TEXT SHOWN:
--- Start ---
The Bayraktar brothers are the only Turkish new arrivals in the 2024 ranking. (Choose Turkey here for the list of Turkish billionaires and see the 2021 list of Turkish billionaires here).
The Bayraktar brothers inherited their company, Baykar, from their late father Ozdemir Bayraktar.
Selcuk holds a 52.5% stake in Baykar, launched in 1984 to produce auto parts but nowadays known for its combat drones, while Haluk owns the remaining 47.5%, according to Forbes.
Forbes values Baykar at $2.3bn, with the Bayraktar brothers’ shares of the pie worth $1.2bn and $1.1bn, respectively.
According to the Stockholm International Peace Research Institute (SIPRI), Baykar’s revenues rose to $1.4bn in 2022 from $730mn. Forbes reported that the company’s export revenues rose to $1.8bn in 2023.
These figures can be partly related to the million and one media reports that have appeared on Baykar drone sales to Saudi Arabia and the UAE. In recent years, mainstream media have massively reported how a new chapter of relations mean that billions upon billions of dollars will flow to Turkey from Saudi Arabia and the UAE. More often than not, such reporting is then followed by a single story suggesting that the deals supposed to bring the great influx of hard currency are off.
In 2016, Selcuk Bayraktar married Sumeyye Erdogan Bayraktar, the younger daughter of Turkey’s president, Recep Tayyip Erdogan.
--- End ---
(Element region listings)
--- Start ---
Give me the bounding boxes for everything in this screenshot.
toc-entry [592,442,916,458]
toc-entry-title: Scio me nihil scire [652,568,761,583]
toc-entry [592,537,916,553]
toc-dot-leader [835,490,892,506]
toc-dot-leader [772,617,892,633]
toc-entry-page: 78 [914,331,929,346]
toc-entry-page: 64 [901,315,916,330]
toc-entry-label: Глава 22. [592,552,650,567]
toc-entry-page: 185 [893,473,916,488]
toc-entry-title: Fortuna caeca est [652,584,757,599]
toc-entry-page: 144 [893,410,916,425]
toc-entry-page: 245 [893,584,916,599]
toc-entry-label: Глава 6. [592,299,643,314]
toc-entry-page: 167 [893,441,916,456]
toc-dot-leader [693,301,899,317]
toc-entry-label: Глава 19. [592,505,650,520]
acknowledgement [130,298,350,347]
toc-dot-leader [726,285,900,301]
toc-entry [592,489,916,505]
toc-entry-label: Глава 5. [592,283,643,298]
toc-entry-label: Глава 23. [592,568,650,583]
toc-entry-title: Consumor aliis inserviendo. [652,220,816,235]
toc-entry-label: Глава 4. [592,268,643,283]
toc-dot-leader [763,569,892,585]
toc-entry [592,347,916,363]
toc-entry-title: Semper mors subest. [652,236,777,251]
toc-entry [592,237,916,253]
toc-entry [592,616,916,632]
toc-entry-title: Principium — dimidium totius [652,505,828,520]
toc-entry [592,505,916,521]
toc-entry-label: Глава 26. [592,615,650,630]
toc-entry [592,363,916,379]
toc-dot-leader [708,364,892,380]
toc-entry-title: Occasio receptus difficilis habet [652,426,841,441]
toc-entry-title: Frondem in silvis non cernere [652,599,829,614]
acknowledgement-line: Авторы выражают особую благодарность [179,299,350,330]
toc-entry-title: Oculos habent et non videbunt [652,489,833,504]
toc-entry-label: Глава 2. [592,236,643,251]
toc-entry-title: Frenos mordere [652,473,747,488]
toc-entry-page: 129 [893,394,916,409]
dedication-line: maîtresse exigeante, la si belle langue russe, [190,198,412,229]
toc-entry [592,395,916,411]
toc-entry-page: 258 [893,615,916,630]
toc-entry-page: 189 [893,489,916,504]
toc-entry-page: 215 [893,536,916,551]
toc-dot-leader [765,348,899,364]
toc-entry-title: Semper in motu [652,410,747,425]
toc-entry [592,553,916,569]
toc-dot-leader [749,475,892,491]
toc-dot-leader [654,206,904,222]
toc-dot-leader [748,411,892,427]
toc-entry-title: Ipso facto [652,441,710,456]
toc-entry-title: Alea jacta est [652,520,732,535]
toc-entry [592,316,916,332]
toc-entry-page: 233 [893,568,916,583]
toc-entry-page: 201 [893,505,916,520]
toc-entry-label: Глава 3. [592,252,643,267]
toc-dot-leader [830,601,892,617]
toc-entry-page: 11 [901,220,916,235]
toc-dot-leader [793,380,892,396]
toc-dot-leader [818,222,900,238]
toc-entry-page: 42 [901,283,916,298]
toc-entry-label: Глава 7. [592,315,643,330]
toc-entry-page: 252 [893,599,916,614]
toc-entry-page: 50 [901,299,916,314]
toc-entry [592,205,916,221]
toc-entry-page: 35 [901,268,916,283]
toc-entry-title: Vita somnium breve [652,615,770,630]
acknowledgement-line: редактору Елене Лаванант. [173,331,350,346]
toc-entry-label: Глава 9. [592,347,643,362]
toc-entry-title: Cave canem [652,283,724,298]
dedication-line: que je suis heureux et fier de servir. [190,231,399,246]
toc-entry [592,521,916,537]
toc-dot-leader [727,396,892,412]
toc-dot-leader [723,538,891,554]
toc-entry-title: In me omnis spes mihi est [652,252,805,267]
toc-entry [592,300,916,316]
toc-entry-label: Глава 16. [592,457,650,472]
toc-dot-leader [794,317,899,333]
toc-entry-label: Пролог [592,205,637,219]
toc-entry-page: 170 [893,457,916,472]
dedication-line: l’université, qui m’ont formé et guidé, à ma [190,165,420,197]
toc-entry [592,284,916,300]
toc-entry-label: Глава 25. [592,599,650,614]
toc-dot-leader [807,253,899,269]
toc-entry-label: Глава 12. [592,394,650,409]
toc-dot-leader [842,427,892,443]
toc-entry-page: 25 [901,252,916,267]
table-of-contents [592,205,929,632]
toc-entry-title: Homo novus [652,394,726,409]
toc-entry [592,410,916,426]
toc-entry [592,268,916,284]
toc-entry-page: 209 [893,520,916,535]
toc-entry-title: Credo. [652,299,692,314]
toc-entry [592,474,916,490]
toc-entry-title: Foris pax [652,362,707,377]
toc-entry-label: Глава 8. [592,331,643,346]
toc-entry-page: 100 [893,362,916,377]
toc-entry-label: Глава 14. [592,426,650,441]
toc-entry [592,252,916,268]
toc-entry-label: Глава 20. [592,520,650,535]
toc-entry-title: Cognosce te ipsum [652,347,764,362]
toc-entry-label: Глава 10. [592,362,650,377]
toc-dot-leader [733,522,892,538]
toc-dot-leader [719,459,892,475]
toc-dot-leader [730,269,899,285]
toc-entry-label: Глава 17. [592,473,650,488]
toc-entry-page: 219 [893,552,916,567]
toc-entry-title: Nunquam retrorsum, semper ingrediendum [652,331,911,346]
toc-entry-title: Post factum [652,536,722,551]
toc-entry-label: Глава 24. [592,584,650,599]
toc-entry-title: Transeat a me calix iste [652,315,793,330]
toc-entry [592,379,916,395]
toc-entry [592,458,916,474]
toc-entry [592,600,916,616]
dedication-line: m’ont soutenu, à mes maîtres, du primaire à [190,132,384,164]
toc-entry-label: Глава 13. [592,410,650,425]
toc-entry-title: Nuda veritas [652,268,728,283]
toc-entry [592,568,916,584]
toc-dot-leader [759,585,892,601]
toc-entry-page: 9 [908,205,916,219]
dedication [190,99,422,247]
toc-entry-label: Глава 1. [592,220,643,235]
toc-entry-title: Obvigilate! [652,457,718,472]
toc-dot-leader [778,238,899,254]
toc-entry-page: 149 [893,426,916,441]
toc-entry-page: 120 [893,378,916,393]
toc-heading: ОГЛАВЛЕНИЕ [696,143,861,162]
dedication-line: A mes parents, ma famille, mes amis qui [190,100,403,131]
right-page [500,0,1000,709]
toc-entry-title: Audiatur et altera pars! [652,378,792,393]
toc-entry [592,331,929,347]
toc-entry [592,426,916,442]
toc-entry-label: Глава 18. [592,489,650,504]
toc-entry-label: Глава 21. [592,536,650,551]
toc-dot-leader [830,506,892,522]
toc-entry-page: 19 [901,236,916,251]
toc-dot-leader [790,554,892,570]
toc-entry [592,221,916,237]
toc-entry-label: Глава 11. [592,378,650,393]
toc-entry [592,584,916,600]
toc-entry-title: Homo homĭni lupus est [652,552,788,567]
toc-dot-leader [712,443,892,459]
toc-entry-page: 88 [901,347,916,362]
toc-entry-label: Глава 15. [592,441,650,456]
--- End ---
TASK SET:
[a] Answer these questions about the text on the Bayraktar brothers:
(i) What percentage stake in Baykar does Selcuk hold?
(ii) At what value does Forbes put Baykar?
(iii) In what year did Selcuk Bayraktar marry Sumeyye Erdogan Bayraktar?
[b] Copy the Bayraktar brothers text from "According to the" to "Recep Tayyip Erdogan.", swapping "mainstream media" for "major news outlets".

ANSWERS FOR THIS EXERCISE:
[a]
(i) 52.5%
(ii) $2.3bn
(iii) 2016

[b]
According to the Stockholm International Peace Research Institute (SIPRI), Baykar’s revenues rose to $1.4bn in 2022 from $730mn. Forbes reported that the company’s export revenues rose to $1.8bn in 2023.
These figures can be partly related to the million and one media reports that have appeared on Baykar drone sales to Saudi Arabia and the UAE. In recent years, major news outlets have massively reported how a new chapter of relations mean that billions upon billions of dollars will flow to Turkey from Saudi Arabia and the UAE. More often than not, such reporting is then followed by a single story suggesting that the deals supposed to bring the great influx of hard currency are off.
In 2016, Selcuk Bayraktar married Sumeyye Erdogan Bayraktar, the younger daughter of Turkey’s president, Recep Tayyip Erdogan.